- [Information supplied]
════════

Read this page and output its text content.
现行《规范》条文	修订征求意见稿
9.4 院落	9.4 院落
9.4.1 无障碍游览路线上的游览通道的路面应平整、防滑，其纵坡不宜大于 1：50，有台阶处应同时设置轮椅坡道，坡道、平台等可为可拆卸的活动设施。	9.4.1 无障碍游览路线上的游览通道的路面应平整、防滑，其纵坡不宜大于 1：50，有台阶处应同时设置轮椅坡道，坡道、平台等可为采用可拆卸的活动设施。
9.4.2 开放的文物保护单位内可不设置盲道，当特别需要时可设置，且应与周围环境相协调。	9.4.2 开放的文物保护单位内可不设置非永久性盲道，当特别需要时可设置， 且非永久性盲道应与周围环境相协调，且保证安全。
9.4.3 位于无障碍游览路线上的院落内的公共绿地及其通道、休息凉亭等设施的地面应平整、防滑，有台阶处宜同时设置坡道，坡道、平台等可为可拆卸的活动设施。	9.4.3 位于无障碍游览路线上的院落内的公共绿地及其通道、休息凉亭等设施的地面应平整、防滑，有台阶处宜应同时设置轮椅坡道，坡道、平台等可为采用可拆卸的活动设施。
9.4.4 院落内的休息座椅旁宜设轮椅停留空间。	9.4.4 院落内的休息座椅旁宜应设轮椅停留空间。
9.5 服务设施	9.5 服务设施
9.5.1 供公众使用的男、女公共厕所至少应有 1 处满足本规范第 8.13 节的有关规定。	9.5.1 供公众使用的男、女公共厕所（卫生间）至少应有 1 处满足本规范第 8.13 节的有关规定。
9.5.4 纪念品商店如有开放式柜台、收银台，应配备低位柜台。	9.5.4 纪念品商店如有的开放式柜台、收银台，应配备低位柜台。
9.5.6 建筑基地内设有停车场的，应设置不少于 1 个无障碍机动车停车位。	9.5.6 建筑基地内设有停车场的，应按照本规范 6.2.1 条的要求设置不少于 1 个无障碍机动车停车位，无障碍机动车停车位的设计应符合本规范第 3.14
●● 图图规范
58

════════

- [Exercise objective]
Each line of the listing should be copied exactly.

- [The response]
Read this page and output its text content.
现行《规范》条文	修订征求意见稿
9.4 院落	9.4 院落
9.4.1 无障碍游览路线上的游览通道的路面应平整、防滑，其纵坡不宜大于 1：50，有台阶处应同时设置轮椅坡道，坡道、平台等可为可拆卸的活动设施。	9.4.1 无障碍游览路线上的游览通道的路面应平整、防滑，其纵坡不宜大于 1：50，有台阶处应同时设置轮椅坡道，坡道、平台等可为采用可拆卸的活动设施。
9.4.2 开放的文物保护单位内可不设置盲道，当特别需要时可设置，且应与周围环境相协调。	9.4.2 开放的文物保护单位内可不设置非永久性盲道，当特别需要时可设置， 且非永久性盲道应与周围环境相协调，且保证安全。
9.4.3 位于无障碍游览路线上的院落内的公共绿地及其通道、休息凉亭等设施的地面应平整、防滑，有台阶处宜同时设置坡道，坡道、平台等可为可拆卸的活动设施。	9.4.3 位于无障碍游览路线上的院落内的公共绿地及其通道、休息凉亭等设施的地面应平整、防滑，有台阶处宜应同时设置轮椅坡道，坡道、平台等可为采用可拆卸的活动设施。
9.4.4 院落内的休息座椅旁宜设轮椅停留空间。	9.4.4 院落内的休息座椅旁宜应设轮椅停留空间。
9.5 服务设施	9.5 服务设施
9.5.1 供公众使用的男、女公共厕所至少应有 1 处满足本规范第 8.13 节的有关规定。	9.5.1 供公众使用的男、女公共厕所（卫生间）至少应有 1 处满足本规范第 8.13 节的有关规定。
9.5.4 纪念品商店如有开放式柜台、收银台，应配备低位柜台。	9.5.4 纪念品商店如有的开放式柜台、收银台，应配备低位柜台。
9.5.6 建筑基地内设有停车场的，应设置不少于 1 个无障碍机动车停车位。	9.5.6 建筑基地内设有停车场的，应按照本规范 6.2.1 条的要求设置不少于 1 个无障碍机动车停车位，无障碍机动车停车位的设计应符合本规范第 3.14
●● 图图规范
58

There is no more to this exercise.